___ Record extracts

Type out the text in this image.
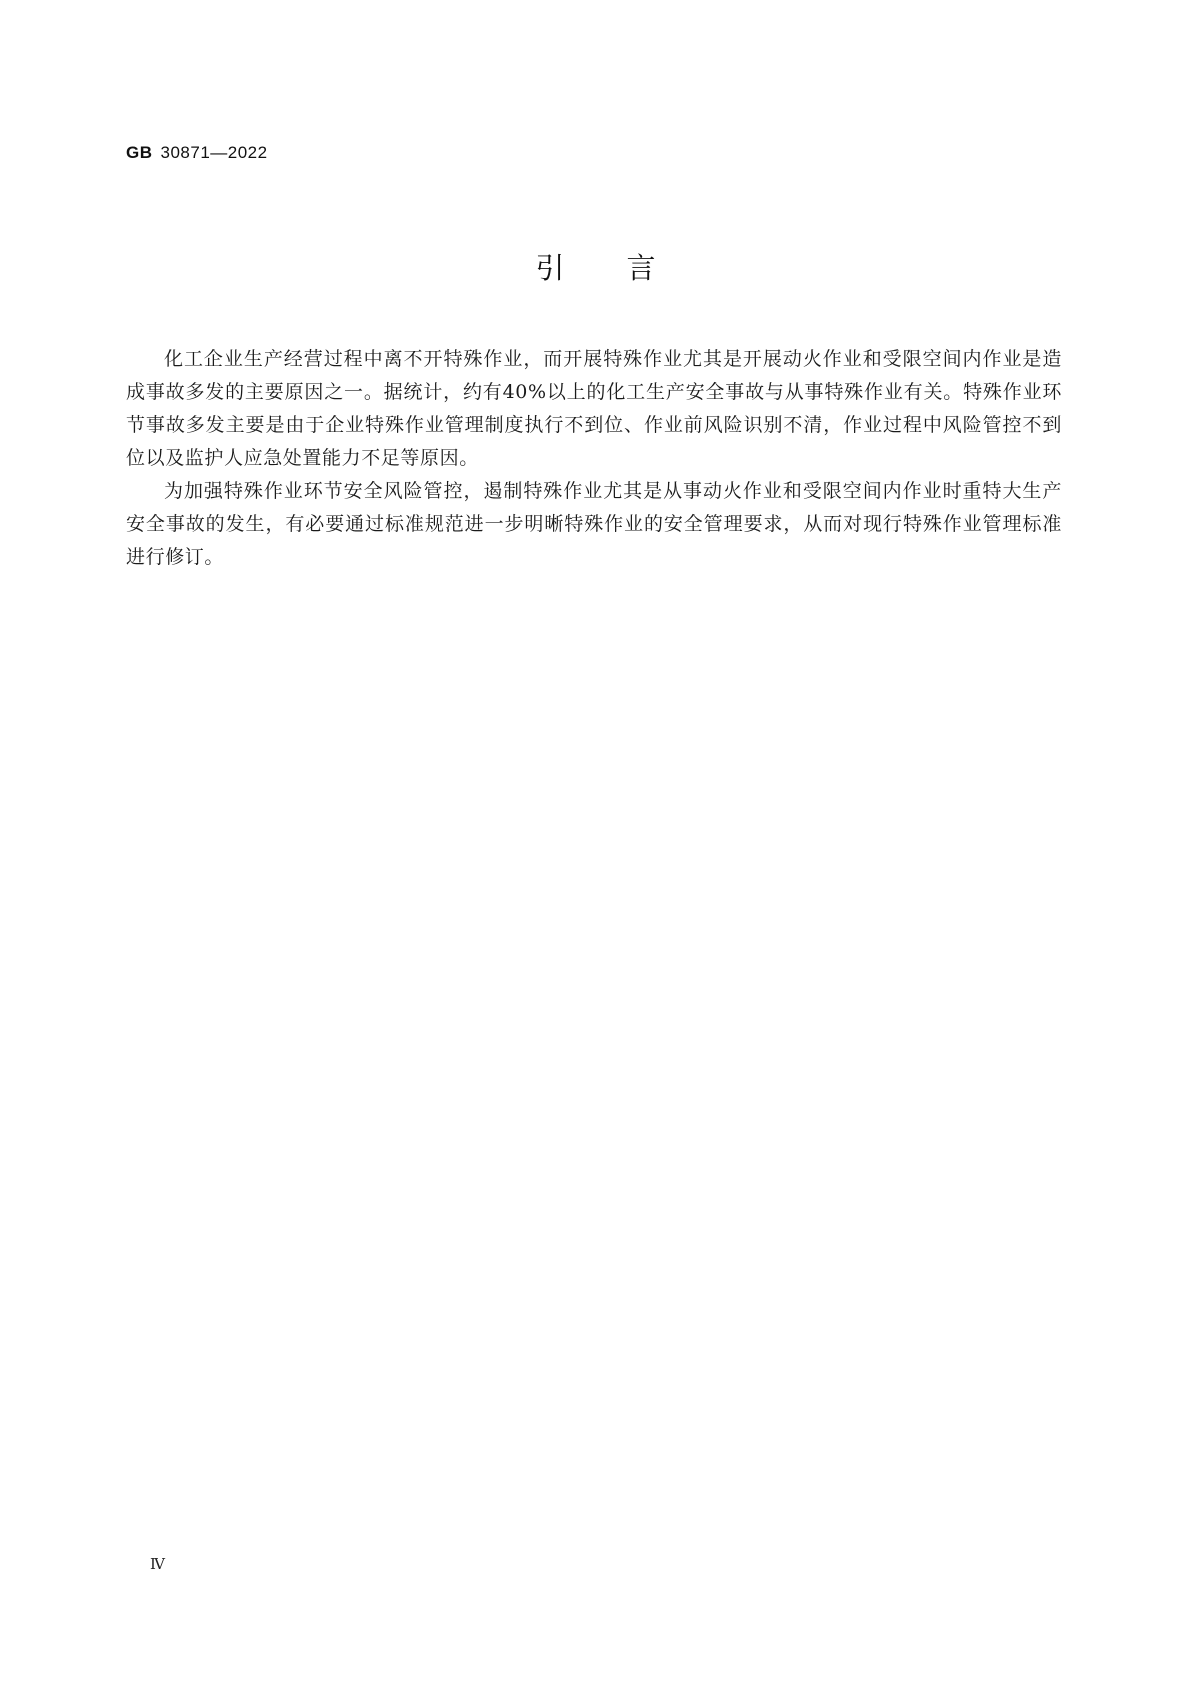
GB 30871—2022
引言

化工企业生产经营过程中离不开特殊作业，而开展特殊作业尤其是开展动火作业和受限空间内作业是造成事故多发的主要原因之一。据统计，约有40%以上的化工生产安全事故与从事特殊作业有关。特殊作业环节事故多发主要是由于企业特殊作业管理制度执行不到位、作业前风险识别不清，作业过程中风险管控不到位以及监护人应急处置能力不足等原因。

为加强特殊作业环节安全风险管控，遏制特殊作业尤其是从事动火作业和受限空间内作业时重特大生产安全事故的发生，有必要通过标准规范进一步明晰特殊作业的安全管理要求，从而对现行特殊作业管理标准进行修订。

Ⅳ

______

Task objective: Reproduce each line exactly, please, except for any pictures.

Solved problem:
Type out the text in this image.
GB 30871—2022
引言

化工企业生产经营过程中离不开特殊作业，而开展特殊作业尤其是开展动火作业和受限空间内作业是造成事故多发的主要原因之一。据统计，约有40%以上的化工生产安全事故与从事特殊作业有关。特殊作业环节事故多发主要是由于企业特殊作业管理制度执行不到位、作业前风险识别不清，作业过程中风险管控不到位以及监护人应急处置能力不足等原因。

为加强特殊作业环节安全风险管控，遏制特殊作业尤其是从事动火作业和受限空间内作业时重特大生产安全事故的发生，有必要通过标准规范进一步明晰特殊作业的安全管理要求，从而对现行特殊作业管理标准进行修订。

Ⅳ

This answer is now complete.